**Recorded information**

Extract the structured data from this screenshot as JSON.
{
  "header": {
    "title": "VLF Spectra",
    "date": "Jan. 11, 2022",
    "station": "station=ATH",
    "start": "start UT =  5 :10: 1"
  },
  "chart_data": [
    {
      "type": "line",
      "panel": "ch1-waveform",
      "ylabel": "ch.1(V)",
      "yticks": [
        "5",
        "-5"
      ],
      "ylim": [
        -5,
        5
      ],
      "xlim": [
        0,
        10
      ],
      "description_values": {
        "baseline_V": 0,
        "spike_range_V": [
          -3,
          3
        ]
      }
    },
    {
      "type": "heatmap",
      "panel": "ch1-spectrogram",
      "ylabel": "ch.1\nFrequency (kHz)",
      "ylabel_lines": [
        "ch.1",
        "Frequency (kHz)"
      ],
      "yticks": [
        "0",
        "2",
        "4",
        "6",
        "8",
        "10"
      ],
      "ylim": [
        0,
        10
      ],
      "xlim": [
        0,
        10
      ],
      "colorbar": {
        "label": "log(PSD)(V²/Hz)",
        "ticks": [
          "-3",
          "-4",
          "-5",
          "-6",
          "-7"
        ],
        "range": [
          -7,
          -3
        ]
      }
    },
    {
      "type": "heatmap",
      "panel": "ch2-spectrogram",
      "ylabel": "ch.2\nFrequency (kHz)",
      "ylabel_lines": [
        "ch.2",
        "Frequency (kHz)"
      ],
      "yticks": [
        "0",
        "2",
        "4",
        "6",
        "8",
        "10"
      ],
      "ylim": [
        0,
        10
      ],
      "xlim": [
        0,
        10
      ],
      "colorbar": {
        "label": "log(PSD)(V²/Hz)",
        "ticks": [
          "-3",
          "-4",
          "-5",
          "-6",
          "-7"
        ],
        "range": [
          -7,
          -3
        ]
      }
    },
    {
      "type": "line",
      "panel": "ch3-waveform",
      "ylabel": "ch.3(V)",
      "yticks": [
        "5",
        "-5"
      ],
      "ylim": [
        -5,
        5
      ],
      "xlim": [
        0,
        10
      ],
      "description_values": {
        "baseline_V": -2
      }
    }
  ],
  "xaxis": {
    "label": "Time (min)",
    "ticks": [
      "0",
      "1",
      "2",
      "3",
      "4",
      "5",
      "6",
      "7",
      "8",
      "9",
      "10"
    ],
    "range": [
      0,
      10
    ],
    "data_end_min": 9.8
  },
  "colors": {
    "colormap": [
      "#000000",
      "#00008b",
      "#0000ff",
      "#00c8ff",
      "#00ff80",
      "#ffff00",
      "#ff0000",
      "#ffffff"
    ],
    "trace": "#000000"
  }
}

**Your task**
Copy every record exactly as presented.

**Written response**
Extract the structured data from this screenshot as JSON.
{
  "header": {
    "title": "VLF Spectra",
    "date": "Jan. 11, 2022",
    "station": "station=ATH",
    "start": "start UT =  5 :10: 1"
  },
  "chart_data": [
    {
      "type": "line",
      "panel": "ch1-waveform",
      "ylabel": "ch.1(V)",
      "yticks": [
        "5",
        "-5"
      ],
      "ylim": [
        -5,
        5
      ],
      "xlim": [
        0,
        10
      ],
      "description_values": {
        "baseline_V": 0,
        "spike_range_V": [
          -3,
          3
        ]
      }
    },
    {
      "type": "heatmap",
      "panel": "ch1-spectrogram",
      "ylabel": "ch.1\nFrequency (kHz)",
      "ylabel_lines": [
        "ch.1",
        "Frequency (kHz)"
      ],
      "yticks": [
        "0",
        "2",
        "4",
        "6",
        "8",
        "10"
      ],
      "ylim": [
        0,
        10
      ],
      "xlim": [
        0,
        10
      ],
      "colorbar": {
        "label": "log(PSD)(V²/Hz)",
        "ticks": [
          "-3",
          "-4",
          "-5",
          "-6",
          "-7"
        ],
        "range": [
          -7,
          -3
        ]
      }
    },
    {
      "type": "heatmap",
      "panel": "ch2-spectrogram",
      "ylabel": "ch.2\nFrequency (kHz)",
      "ylabel_lines": [
        "ch.2",
        "Frequency (kHz)"
      ],
      "yticks": [
        "0",
        "2",
        "4",
        "6",
        "8",
        "10"
      ],
      "ylim": [
        0,
        10
      ],
      "xlim": [
        0,
        10
      ],
      "colorbar": {
        "label": "log(PSD)(V²/Hz)",
        "ticks": [
          "-3",
          "-4",
          "-5",
          "-6",
          "-7"
        ],
        "range": [
          -7,
          -3
        ]
      }
    },
    {
      "type": "line",
      "panel": "ch3-waveform",
      "ylabel": "ch.3(V)",
      "yticks": [
        "5",
        "-5"
      ],
      "ylim": [
        -5,
        5
      ],
      "xlim": [
        0,
        10
      ],
      "description_values": {
        "baseline_V": -2
      }
    }
  ],
  "xaxis": {
    "label": "Time (min)",
    "ticks": [
      "0",
      "1",
      "2",
      "3",
      "4",
      "5",
      "6",
      "7",
      "8",
      "9",
      "10"
    ],
    "range": [
      0,
      10
    ],
    "data_end_min": 9.8
  },
  "colors": {
    "colormap": [
      "#000000",
      "#00008b",
      "#0000ff",
      "#00c8ff",
      "#00ff80",
      "#ffff00",
      "#ff0000",
      "#ffffff"
    ],
    "trace": "#000000"
  }
}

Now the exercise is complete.